##### The records #####
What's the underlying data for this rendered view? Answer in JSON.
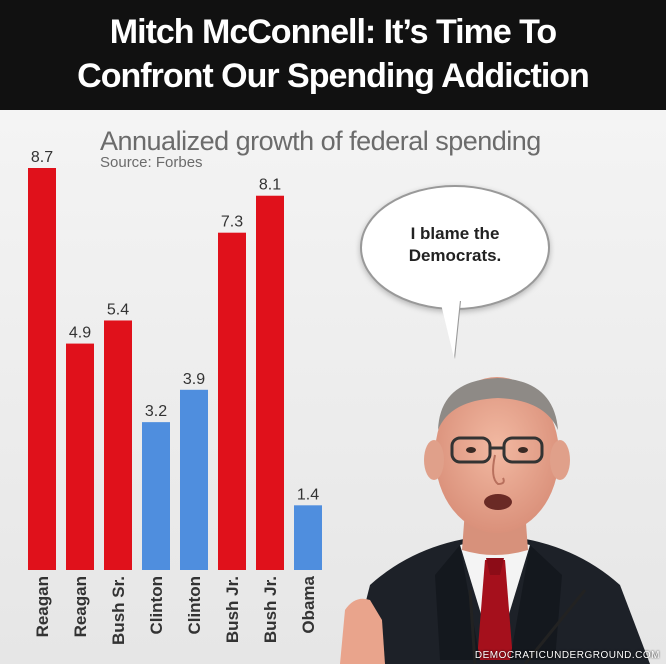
{
  "headline": {
    "line1": "Mitch McConnell: It’s Time To",
    "line2": "Confront Our Spending Addiction"
  },
  "speech_bubble": {
    "line1": "I blame the",
    "line2": "Democrats."
  },
  "watermark": "DEMOCRATICUNDERGROUND.COM",
  "colors": {
    "republican": "#e0111b",
    "democrat": "#4f8ede",
    "headline_bg": "#111111"
  },
  "chart_data": {
    "type": "bar",
    "title": "Annualized growth of federal spending",
    "subtitle": "Source: Forbes",
    "categories": [
      "Reagan",
      "Reagan",
      "Bush Sr.",
      "Clinton",
      "Clinton",
      "Bush Jr.",
      "Bush Jr.",
      "Obama"
    ],
    "values": [
      8.7,
      4.9,
      5.4,
      3.2,
      3.9,
      7.3,
      8.1,
      1.4
    ],
    "value_labels": [
      "8.7",
      "4.9",
      "5.4",
      "3.2",
      "3.9",
      "7.3",
      "8.1",
      "1.4"
    ],
    "bar_colors": [
      "#e0111b",
      "#e0111b",
      "#e0111b",
      "#4f8ede",
      "#4f8ede",
      "#e0111b",
      "#e0111b",
      "#4f8ede"
    ],
    "ylim": [
      0,
      8.7
    ],
    "grid": false,
    "legend": "none",
    "xlabel": "",
    "ylabel": ""
  }
}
#####
▶ [What you should do]
Pictures in the records must not appear in the copy; transcribe everything else precisely.

▶ [Response to the exercise]
What's the underlying data for this rendered view? Answer in JSON.
{
  "headline": {
    "line1": "Mitch McConnell: It’s Time To",
    "line2": "Confront Our Spending Addiction"
  },
  "speech_bubble": {
    "line1": "I blame the",
    "line2": "Democrats."
  },
  "watermark": "DEMOCRATICUNDERGROUND.COM",
  "colors": {
    "republican": "#e0111b",
    "democrat": "#4f8ede",
    "headline_bg": "#111111"
  },
  "chart_data": {
    "type": "bar",
    "title": "Annualized growth of federal spending",
    "subtitle": "Source: Forbes",
    "categories": [
      "Reagan",
      "Reagan",
      "Bush Sr.",
      "Clinton",
      "Clinton",
      "Bush Jr.",
      "Bush Jr.",
      "Obama"
    ],
    "values": [
      8.7,
      4.9,
      5.4,
      3.2,
      3.9,
      7.3,
      8.1,
      1.4
    ],
    "value_labels": [
      "8.7",
      "4.9",
      "5.4",
      "3.2",
      "3.9",
      "7.3",
      "8.1",
      "1.4"
    ],
    "bar_colors": [
      "#e0111b",
      "#e0111b",
      "#e0111b",
      "#4f8ede",
      "#4f8ede",
      "#e0111b",
      "#e0111b",
      "#4f8ede"
    ],
    "ylim": [
      0,
      8.7
    ],
    "grid": false,
    "legend": "none",
    "xlabel": "",
    "ylabel": ""
  }
}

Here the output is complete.